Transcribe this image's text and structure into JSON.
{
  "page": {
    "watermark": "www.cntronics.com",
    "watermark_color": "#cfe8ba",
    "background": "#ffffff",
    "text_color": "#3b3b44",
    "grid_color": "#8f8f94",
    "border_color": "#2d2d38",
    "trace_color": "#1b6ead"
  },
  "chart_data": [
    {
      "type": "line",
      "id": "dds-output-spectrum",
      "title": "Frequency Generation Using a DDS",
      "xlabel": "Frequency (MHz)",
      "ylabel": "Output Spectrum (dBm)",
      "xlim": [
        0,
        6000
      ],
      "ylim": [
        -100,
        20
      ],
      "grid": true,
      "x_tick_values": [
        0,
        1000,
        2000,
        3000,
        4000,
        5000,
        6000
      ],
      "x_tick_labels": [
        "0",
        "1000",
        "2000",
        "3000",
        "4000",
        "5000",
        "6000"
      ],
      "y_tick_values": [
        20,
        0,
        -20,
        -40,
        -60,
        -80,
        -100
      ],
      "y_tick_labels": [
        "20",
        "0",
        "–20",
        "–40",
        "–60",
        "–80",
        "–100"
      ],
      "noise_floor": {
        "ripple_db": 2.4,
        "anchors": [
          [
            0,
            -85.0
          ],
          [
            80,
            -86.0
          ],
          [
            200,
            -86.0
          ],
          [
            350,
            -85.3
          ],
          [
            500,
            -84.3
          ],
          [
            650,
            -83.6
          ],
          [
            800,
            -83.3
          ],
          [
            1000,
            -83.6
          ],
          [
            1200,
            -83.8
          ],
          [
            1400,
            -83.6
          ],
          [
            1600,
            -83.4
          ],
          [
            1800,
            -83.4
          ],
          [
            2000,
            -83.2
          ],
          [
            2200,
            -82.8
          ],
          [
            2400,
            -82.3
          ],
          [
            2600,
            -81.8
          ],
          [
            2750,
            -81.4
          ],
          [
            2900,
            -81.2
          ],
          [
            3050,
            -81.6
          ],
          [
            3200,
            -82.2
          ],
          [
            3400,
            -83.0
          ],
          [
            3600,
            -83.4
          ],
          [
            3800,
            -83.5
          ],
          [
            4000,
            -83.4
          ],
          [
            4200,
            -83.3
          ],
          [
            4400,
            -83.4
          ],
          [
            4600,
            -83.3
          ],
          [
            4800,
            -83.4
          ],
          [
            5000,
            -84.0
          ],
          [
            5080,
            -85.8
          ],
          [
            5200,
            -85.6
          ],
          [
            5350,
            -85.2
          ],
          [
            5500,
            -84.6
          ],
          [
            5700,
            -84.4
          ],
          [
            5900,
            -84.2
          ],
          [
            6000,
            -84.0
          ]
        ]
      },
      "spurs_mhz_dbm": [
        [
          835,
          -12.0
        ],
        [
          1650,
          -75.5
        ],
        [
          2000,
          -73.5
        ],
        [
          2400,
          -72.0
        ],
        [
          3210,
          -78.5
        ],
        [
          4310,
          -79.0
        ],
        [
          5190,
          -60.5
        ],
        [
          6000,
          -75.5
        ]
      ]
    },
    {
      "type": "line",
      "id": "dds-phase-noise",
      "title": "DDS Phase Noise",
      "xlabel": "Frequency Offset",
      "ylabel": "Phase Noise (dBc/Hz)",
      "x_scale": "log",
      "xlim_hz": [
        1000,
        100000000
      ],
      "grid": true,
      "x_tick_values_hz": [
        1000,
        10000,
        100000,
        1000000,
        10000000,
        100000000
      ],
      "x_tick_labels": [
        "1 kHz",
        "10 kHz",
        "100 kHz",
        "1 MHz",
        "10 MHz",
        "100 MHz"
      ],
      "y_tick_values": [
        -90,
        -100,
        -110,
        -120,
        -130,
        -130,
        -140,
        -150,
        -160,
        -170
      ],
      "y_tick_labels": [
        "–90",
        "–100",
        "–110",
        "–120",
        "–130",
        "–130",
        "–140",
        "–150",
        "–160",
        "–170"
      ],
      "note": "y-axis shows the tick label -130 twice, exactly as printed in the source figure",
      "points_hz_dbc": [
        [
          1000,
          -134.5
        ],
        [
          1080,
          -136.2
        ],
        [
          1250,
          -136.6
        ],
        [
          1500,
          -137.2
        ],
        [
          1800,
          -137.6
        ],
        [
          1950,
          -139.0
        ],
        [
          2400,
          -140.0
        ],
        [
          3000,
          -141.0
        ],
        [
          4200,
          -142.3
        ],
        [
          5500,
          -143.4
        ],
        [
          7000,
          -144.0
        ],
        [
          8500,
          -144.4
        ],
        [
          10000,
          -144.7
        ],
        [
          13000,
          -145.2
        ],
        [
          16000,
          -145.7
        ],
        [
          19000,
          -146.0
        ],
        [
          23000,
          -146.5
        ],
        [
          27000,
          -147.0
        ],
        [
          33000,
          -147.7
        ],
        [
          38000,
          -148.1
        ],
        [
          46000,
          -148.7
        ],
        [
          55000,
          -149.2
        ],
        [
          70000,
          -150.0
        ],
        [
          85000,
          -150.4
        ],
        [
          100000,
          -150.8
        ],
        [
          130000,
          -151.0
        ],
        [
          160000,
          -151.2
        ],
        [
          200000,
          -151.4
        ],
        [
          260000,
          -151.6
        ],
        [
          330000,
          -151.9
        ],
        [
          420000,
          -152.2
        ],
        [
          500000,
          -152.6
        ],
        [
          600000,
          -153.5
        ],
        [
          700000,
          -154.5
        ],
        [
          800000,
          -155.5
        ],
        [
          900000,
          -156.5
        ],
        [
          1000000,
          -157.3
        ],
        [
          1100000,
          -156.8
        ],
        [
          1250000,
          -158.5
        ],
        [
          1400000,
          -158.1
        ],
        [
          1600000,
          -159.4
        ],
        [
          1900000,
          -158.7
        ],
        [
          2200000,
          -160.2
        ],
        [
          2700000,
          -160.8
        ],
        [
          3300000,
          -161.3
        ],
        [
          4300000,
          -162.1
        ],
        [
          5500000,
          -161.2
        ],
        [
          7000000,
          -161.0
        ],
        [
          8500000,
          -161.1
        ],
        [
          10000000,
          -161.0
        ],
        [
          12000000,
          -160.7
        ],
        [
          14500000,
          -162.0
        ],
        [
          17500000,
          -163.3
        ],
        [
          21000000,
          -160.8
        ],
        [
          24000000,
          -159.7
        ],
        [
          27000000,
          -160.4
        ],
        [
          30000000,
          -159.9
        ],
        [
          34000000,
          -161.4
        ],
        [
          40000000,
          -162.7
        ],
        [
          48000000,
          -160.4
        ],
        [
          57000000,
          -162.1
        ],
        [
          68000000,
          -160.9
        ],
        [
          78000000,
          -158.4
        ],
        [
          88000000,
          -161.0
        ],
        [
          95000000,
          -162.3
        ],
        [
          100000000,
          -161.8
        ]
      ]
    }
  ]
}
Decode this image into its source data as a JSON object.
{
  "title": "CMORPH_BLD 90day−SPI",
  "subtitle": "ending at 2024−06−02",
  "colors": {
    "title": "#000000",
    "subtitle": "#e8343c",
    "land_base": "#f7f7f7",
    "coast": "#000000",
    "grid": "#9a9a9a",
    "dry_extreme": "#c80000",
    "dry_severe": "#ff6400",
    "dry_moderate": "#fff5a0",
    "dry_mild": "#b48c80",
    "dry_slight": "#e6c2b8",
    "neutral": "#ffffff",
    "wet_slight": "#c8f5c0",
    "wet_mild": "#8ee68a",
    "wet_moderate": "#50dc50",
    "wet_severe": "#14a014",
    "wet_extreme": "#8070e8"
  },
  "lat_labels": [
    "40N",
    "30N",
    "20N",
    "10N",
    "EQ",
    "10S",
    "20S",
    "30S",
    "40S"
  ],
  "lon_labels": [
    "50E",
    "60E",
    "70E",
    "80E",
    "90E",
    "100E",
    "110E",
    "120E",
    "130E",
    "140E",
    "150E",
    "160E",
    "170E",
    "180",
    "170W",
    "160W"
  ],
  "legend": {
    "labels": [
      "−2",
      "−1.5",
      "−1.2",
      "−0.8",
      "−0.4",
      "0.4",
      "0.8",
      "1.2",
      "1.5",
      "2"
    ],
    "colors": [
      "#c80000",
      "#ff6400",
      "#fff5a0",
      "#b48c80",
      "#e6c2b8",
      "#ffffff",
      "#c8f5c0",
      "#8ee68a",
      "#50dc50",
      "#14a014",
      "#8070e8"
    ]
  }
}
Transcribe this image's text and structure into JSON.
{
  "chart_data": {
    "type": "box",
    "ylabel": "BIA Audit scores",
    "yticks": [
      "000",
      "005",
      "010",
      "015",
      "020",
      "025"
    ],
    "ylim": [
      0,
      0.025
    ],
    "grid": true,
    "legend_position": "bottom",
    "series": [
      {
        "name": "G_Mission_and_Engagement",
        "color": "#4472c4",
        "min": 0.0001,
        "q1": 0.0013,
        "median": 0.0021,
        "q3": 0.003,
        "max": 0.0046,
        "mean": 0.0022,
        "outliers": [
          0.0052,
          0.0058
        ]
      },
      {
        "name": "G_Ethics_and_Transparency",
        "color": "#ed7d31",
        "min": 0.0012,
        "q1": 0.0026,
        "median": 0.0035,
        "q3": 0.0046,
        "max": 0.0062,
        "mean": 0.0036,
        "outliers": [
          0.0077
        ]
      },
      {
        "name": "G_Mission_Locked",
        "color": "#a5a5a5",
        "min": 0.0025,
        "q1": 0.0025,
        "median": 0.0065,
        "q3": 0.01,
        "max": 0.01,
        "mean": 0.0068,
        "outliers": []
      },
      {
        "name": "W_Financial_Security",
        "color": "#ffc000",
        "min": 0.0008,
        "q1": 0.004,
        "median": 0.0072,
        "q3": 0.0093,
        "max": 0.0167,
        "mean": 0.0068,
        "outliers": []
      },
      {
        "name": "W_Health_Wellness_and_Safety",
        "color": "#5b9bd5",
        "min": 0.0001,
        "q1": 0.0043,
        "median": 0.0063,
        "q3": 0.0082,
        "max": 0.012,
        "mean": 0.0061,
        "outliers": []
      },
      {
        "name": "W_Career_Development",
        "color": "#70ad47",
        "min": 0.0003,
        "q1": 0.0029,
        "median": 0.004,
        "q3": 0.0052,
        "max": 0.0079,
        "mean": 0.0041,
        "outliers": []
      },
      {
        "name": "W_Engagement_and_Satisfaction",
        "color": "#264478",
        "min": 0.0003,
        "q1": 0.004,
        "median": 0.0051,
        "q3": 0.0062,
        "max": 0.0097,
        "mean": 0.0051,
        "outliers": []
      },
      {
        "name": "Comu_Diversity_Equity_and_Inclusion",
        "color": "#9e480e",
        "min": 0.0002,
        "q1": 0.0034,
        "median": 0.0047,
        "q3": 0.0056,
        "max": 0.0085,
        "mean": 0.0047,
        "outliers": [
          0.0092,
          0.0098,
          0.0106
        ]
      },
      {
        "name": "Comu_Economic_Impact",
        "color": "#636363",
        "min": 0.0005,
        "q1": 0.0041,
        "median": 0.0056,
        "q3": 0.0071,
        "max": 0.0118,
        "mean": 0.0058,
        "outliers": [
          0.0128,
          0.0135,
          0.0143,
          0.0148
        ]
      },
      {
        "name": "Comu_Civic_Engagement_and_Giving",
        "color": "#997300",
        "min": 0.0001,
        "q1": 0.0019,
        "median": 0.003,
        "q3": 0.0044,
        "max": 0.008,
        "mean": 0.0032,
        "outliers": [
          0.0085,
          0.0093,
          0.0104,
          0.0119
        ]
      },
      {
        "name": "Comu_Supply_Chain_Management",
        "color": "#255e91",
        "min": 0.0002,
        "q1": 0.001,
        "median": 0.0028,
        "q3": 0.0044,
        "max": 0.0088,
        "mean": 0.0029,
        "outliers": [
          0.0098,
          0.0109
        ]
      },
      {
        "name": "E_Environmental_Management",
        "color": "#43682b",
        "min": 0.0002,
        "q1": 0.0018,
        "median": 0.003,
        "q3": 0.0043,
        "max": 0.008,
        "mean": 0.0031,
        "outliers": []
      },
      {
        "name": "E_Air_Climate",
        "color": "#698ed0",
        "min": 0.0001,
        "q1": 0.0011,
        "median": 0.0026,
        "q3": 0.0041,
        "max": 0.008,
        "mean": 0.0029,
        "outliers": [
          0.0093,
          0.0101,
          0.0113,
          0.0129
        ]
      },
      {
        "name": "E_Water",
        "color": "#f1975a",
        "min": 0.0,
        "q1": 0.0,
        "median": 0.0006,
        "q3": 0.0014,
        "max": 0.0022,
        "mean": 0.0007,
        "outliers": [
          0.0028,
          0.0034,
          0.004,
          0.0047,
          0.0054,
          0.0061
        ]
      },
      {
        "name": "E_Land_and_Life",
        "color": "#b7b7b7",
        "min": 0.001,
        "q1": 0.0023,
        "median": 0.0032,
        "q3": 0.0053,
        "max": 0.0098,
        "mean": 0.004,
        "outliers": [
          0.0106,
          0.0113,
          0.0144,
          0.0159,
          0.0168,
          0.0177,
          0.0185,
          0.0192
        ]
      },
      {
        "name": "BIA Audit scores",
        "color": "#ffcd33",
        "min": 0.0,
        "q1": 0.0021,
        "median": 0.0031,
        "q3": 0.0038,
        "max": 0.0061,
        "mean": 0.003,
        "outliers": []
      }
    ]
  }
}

### INSTRUCTION
How many lines in these entries hold the string "scores"? Answer with the number alone.

### EXERCISE RESULT
2